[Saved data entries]
'''
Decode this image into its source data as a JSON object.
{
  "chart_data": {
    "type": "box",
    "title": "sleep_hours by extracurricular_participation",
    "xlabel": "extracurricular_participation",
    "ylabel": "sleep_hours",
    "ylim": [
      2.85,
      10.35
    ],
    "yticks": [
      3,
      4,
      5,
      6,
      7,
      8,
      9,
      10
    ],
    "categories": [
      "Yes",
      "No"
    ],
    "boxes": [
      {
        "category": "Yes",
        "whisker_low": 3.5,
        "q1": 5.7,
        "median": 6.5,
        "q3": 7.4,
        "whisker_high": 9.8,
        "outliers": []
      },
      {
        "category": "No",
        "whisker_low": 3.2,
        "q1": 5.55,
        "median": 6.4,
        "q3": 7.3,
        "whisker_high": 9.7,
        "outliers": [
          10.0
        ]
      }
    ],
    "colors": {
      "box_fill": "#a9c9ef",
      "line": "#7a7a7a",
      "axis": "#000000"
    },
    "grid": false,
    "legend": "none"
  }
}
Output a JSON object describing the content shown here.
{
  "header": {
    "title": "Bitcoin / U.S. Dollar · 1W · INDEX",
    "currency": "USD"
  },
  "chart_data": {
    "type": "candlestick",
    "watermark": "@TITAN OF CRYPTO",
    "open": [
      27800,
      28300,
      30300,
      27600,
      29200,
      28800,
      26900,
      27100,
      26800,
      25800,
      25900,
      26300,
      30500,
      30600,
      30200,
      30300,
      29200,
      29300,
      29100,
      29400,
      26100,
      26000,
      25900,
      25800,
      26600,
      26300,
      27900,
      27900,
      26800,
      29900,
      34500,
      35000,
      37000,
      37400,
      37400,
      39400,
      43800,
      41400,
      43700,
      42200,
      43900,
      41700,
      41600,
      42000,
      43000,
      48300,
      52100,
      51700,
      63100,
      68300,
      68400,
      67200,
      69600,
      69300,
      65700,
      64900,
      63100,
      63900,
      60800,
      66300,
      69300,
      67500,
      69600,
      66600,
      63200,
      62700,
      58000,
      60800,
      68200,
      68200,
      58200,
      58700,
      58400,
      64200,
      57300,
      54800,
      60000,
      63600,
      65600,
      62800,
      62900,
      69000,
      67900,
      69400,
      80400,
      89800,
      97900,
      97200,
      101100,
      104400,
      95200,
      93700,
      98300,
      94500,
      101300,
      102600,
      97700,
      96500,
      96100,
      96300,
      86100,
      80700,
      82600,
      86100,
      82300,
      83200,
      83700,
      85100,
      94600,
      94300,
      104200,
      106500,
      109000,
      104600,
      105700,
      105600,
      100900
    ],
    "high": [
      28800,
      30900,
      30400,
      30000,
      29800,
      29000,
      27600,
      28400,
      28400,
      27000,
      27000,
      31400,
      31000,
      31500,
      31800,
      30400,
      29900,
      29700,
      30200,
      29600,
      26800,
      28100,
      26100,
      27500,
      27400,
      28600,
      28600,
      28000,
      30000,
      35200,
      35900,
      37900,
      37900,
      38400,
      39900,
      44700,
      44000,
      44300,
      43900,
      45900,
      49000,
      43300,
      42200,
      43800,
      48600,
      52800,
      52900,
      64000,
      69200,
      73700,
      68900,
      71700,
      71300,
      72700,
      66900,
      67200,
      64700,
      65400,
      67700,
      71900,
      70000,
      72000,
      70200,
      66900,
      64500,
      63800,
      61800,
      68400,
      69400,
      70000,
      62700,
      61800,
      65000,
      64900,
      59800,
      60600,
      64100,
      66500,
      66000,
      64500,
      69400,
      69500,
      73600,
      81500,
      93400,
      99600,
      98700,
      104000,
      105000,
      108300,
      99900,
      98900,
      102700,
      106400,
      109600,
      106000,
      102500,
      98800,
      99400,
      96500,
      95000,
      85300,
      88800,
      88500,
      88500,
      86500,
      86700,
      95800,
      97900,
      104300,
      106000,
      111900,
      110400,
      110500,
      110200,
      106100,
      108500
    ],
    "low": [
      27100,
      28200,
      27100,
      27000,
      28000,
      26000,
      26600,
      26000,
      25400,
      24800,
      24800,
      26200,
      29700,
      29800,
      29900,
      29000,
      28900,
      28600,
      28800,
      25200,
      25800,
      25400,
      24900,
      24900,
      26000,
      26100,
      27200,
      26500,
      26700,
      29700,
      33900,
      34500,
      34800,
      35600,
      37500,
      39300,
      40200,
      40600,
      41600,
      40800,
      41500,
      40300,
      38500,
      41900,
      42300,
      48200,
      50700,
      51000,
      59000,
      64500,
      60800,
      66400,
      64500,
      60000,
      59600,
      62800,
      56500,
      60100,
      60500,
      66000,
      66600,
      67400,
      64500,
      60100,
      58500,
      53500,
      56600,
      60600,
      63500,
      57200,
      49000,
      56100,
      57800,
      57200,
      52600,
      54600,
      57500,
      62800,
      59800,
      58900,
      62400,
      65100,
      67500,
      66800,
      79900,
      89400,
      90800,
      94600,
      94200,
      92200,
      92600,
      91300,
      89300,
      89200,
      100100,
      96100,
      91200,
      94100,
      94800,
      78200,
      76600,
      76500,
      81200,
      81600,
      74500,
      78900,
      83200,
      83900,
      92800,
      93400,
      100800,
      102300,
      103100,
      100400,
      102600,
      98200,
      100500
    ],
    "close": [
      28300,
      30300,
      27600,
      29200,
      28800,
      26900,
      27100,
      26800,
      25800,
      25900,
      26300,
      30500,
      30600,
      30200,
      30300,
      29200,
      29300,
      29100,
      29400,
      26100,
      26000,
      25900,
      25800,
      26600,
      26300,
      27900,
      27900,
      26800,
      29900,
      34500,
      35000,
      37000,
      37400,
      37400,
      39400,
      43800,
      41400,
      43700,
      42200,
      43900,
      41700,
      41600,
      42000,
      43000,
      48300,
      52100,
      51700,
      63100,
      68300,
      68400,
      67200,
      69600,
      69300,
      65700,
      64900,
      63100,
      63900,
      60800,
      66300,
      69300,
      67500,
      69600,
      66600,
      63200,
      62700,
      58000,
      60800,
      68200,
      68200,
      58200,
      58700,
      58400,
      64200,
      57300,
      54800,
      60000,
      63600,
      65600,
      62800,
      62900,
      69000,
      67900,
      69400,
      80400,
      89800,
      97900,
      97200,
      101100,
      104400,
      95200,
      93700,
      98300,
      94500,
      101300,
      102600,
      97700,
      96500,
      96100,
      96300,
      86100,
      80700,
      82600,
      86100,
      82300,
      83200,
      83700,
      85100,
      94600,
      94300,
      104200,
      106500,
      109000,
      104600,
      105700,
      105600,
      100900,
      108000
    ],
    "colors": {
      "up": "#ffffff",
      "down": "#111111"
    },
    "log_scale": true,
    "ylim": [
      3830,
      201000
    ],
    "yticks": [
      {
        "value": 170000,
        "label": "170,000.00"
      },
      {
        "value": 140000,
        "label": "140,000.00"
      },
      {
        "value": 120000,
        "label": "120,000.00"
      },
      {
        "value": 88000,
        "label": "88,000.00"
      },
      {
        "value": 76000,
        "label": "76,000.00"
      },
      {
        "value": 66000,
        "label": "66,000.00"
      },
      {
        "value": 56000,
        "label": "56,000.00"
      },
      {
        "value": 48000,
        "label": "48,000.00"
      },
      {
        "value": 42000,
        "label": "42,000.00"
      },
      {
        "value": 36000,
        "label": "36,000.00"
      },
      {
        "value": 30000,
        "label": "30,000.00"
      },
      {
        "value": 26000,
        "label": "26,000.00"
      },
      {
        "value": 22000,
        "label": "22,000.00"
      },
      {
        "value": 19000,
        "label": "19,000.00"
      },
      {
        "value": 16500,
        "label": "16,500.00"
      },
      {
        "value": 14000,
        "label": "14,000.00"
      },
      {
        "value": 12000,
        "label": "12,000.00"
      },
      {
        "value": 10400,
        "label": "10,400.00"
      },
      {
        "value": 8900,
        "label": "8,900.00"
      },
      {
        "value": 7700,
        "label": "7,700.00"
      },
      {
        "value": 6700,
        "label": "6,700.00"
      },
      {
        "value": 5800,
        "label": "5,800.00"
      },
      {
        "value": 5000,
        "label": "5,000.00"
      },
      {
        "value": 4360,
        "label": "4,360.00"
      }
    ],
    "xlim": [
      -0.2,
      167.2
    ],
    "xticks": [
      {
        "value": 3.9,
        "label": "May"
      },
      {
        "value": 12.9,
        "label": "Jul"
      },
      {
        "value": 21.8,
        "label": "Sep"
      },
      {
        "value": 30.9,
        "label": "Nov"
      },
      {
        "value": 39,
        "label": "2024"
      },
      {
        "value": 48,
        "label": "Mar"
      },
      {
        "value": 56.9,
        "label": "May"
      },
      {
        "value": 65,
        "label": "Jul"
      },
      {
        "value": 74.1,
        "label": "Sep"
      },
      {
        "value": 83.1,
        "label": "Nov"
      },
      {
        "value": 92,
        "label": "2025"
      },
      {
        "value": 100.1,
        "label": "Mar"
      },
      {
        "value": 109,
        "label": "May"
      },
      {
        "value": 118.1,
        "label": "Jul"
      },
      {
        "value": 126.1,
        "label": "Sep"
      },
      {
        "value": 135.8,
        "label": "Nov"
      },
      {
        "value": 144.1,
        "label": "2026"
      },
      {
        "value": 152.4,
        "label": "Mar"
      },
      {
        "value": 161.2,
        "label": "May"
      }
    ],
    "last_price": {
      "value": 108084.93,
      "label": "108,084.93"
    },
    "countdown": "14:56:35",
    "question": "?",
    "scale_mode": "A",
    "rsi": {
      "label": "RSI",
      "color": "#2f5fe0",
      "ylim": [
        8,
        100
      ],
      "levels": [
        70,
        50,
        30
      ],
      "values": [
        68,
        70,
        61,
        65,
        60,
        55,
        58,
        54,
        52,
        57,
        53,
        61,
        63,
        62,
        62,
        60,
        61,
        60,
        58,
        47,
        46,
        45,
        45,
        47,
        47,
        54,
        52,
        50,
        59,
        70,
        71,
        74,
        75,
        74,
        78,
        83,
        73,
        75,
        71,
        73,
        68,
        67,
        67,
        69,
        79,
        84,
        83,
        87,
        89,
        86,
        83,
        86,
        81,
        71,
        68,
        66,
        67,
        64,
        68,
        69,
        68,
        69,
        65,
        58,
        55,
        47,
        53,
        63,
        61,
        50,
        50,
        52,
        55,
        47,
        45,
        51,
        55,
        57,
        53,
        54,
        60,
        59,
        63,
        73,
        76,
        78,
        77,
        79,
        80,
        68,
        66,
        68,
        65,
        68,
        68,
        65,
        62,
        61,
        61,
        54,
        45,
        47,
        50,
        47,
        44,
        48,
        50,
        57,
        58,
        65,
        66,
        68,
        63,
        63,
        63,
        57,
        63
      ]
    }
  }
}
'''
> What needs to be done: Gather from the entries above all lines that include the string "object".

> Right answer:
Decode this image into its source data as a JSON object.
Output a JSON object describing the content shown here.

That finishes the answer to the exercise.